© JUNGE FREIHEIT Verlag GmbH & Co.  www.jungefreiheit.de    15/99 09. April 1999


Architektur: Hans Wilderotters "Alltag der Macht" und Helmut Engels "Schauplatz Staatsmitte"
Suche nach der verlorenen Zeit
Martina Grundmann

Berlin ist eine Hauptstadt ohne repräsentative politische Mitte. Der kürzlich stattgefundene Gipfel der EU-Staaten tagte im äußerlich banalen Hotel "Interconti", das Pressezentrum befand sich in einem Allerweltsneubau an der Gedächtniskirche, und die Pressekonferenzen fanden im Kino "Zoopalast" statt. So richtig Staat ließ sich damit nicht machen. Die ostentative Bescheidenheit, respektive Armseligkeit in Fragen politischer Repräsentanz, die Deutschland in Abkehr von der Gigantomanie des Dritten Reiches an den Tag legte, ist vor dem Hintergrund seiner gefestigten Nachkriegsdemokratie und des modernen Europa nicht mehr ohne weiteres plausibel.

◆ DATENAUSZUG
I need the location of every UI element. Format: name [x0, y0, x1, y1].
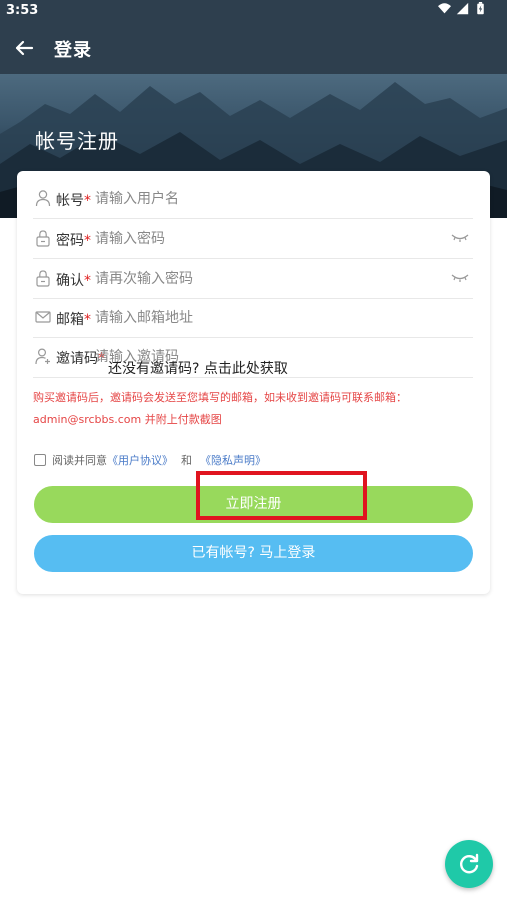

◆ KURZE AUFGABE
Gib den Abschnitt des Artikels über die Berliner Hauptstadtarchitektur wieder, der mit "Suche nach der" beginnt und bis "ohne weiteres plausibel." reicht, und ersetze darin "Pressezentrum" durch "Medienzentrum". Die Zeilen werden für die Bearbeitung nicht gebraucht.

◆ LÖSUNG DER AUFGABE
Suche nach der verlorenen Zeit
Martina Grundmann

Berlin ist eine Hauptstadt ohne repräsentative politische Mitte. Der kürzlich stattgefundene Gipfel der EU-Staaten tagte im äußerlich banalen Hotel "Interconti", das Medienzentrum befand sich in einem Allerweltsneubau an der Gedächtniskirche, und die Pressekonferenzen fanden im Kino "Zoopalast" statt. So richtig Staat ließ sich damit nicht machen. Die ostentative Bescheidenheit, respektive Armseligkeit in Fragen politischer Repräsentanz, die Deutschland in Abkehr von der Gigantomanie des Dritten Reiches an den Tag legte, ist vor dem Hintergrund seiner gefestigten Nachkriegsdemokratie und des modernen Europa nicht mehr ohne weiteres plausibel.